*SET TASK*. Starting at the line that contains "Transcribe the text in this document.", copy each line through the final one exactly as written.

══ SUPPLIED RECORDS ══

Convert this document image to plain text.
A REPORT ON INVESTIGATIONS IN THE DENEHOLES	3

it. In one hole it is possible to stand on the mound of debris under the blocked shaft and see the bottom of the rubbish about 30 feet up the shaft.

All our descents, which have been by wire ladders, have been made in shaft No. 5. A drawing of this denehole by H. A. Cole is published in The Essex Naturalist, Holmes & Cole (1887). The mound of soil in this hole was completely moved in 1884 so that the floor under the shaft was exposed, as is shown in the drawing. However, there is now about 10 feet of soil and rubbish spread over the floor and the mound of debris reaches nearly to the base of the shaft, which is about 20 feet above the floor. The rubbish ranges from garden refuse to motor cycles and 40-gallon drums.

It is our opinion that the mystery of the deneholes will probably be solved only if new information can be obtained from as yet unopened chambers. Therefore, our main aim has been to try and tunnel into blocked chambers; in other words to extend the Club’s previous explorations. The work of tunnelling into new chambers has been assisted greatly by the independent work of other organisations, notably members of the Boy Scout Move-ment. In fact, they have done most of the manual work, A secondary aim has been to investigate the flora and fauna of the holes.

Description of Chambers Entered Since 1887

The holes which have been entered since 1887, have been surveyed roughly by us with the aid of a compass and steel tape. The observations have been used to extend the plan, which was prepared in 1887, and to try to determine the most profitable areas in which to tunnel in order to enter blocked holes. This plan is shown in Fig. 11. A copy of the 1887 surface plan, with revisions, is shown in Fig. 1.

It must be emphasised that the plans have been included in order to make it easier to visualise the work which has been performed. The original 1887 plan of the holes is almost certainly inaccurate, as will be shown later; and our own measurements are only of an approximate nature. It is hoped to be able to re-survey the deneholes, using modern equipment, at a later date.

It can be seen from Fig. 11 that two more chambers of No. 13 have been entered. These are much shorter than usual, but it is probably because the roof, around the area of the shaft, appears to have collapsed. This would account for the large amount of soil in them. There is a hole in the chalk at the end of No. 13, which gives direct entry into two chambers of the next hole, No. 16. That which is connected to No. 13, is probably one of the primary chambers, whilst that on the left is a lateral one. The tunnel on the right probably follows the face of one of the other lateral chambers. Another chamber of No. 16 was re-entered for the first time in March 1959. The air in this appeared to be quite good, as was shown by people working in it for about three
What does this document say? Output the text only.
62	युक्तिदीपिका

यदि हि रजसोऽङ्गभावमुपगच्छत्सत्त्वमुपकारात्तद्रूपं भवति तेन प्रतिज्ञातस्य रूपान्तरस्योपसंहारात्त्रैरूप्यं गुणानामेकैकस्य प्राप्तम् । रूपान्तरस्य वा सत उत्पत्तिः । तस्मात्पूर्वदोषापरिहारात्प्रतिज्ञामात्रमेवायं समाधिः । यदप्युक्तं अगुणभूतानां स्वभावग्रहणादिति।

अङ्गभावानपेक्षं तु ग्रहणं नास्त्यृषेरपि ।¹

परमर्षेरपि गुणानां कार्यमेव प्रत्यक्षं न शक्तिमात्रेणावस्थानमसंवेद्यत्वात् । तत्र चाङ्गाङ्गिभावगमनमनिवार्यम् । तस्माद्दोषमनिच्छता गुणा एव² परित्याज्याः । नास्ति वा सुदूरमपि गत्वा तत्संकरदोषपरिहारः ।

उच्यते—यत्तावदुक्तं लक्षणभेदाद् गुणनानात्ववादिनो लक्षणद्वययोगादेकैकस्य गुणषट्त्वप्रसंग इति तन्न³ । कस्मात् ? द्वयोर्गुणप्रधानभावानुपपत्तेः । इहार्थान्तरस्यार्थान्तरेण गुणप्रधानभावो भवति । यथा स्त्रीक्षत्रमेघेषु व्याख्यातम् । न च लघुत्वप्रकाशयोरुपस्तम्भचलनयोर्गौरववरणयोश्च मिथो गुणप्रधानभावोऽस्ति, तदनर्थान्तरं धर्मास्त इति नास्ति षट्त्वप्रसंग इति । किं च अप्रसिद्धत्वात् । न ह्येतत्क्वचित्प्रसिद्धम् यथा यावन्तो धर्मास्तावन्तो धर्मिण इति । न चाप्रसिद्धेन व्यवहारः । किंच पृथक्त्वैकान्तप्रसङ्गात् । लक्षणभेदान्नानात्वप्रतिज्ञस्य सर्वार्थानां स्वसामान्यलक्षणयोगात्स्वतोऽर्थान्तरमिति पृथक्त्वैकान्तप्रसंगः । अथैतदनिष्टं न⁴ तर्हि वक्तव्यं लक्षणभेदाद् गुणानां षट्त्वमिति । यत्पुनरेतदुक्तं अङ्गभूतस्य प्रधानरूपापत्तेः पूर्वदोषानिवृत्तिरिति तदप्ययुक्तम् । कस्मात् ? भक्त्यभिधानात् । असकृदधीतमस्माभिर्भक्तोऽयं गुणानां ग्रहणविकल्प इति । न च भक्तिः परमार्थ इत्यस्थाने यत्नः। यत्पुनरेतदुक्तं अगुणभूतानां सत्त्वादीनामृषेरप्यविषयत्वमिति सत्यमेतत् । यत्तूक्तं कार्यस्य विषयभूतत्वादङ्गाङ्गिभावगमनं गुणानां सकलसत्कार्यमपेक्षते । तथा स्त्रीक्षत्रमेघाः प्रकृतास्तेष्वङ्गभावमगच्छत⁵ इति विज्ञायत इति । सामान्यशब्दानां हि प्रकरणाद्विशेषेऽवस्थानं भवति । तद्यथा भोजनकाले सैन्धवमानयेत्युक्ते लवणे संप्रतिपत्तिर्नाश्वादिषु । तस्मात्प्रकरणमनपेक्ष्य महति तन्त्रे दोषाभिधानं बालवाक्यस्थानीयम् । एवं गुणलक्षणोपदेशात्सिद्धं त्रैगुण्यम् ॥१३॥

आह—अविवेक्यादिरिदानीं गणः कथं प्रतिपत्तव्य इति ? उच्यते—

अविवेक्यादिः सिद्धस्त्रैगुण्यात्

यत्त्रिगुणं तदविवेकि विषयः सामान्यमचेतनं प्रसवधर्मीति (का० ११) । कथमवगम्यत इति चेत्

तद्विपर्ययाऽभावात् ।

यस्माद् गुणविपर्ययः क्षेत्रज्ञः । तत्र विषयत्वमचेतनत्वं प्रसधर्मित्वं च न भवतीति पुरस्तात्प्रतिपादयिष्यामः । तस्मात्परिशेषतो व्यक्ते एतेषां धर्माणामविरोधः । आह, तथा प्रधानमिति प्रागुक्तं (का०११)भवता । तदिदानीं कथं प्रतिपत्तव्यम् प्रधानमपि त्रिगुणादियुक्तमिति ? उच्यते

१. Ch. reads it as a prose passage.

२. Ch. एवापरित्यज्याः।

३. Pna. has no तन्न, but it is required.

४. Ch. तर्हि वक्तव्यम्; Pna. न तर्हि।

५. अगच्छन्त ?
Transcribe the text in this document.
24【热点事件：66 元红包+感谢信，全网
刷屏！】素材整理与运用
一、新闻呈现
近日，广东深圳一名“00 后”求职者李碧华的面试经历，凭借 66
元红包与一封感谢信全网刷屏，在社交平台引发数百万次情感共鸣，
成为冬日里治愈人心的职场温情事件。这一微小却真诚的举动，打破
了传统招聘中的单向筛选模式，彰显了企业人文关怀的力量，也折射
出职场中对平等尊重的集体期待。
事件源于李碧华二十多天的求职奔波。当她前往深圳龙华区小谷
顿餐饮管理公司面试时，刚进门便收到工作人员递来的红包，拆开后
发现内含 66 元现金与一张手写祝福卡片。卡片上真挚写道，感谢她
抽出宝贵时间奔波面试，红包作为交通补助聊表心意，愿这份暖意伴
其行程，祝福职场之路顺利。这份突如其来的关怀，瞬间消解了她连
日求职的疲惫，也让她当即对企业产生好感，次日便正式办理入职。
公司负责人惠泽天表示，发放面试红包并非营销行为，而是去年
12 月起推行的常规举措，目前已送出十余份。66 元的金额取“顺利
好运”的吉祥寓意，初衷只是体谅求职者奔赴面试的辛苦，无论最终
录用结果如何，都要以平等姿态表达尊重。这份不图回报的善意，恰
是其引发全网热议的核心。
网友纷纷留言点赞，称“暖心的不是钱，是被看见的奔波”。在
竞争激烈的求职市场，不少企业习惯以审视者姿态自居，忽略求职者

═══

*RESPONSE TO THE TASK*.
Transcribe the text in this document.
24【热点事件：66 元红包+感谢信，全网
刷屏！】素材整理与运用
一、新闻呈现
近日，广东深圳一名“00 后”求职者李碧华的面试经历，凭借 66
元红包与一封感谢信全网刷屏，在社交平台引发数百万次情感共鸣，
成为冬日里治愈人心的职场温情事件。这一微小却真诚的举动，打破
了传统招聘中的单向筛选模式，彰显了企业人文关怀的力量，也折射
出职场中对平等尊重的集体期待。
事件源于李碧华二十多天的求职奔波。当她前往深圳龙华区小谷
顿餐饮管理公司面试时，刚进门便收到工作人员递来的红包，拆开后
发现内含 66 元现金与一张手写祝福卡片。卡片上真挚写道，感谢她
抽出宝贵时间奔波面试，红包作为交通补助聊表心意，愿这份暖意伴
其行程，祝福职场之路顺利。这份突如其来的关怀，瞬间消解了她连
日求职的疲惫，也让她当即对企业产生好感，次日便正式办理入职。
公司负责人惠泽天表示，发放面试红包并非营销行为，而是去年
12 月起推行的常规举措，目前已送出十余份。66 元的金额取“顺利
好运”的吉祥寓意，初衷只是体谅求职者奔赴面试的辛苦，无论最终
录用结果如何，都要以平等姿态表达尊重。这份不图回报的善意，恰
是其引发全网热议的核心。
网友纷纷留言点赞，称“暖心的不是钱，是被看见的奔波”。在
竞争激烈的求职市场，不少企业习惯以审视者姿态自居，忽略求职者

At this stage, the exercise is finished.